(begin)

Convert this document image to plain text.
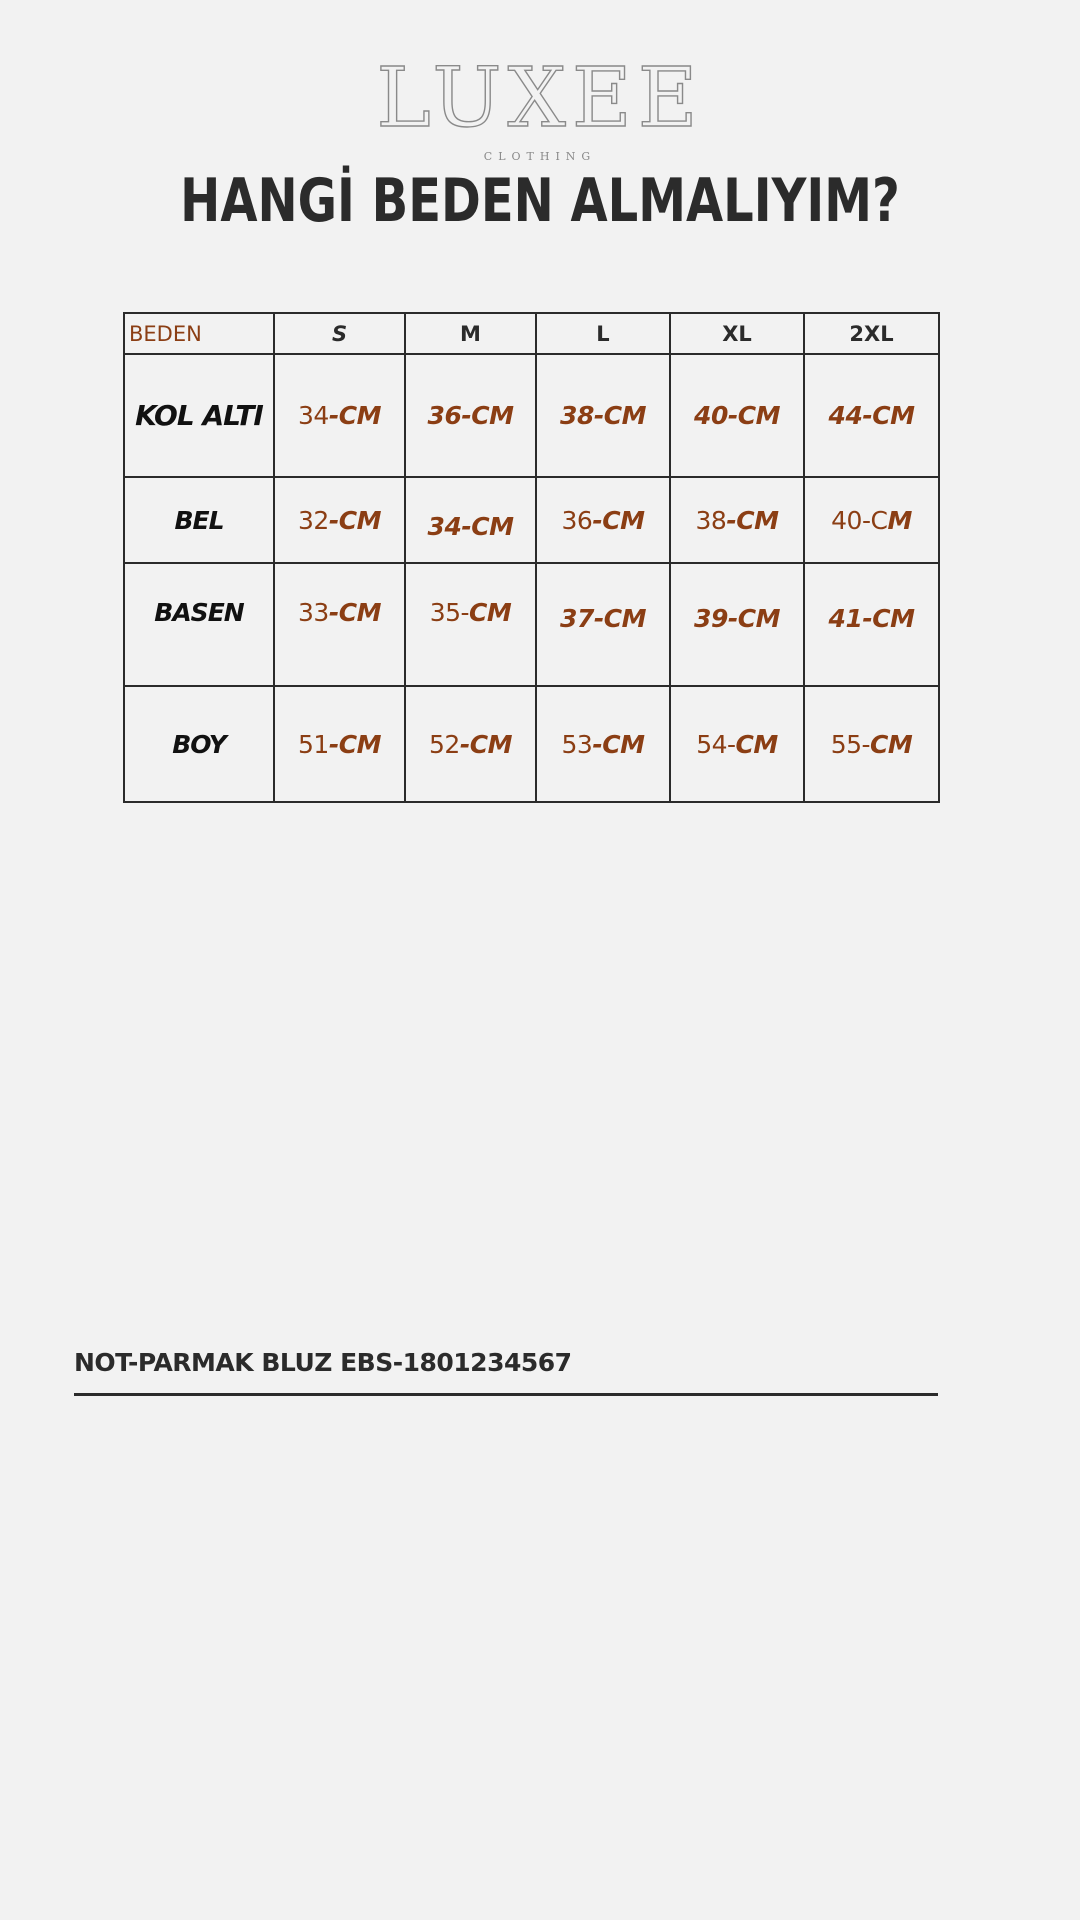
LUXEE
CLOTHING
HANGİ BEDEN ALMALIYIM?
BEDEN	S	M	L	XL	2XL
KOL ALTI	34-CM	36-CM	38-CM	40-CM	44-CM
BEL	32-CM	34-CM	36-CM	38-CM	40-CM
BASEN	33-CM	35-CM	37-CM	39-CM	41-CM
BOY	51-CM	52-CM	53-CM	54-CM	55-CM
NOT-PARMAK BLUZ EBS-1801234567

(end)

▶ **What is required**
Take each line of the material that contains the word "BEDEN" and list it.

▶ **Solution**
HANGİ BEDEN ALMALIYIM?
BEDEN	S	M	L	XL	2XL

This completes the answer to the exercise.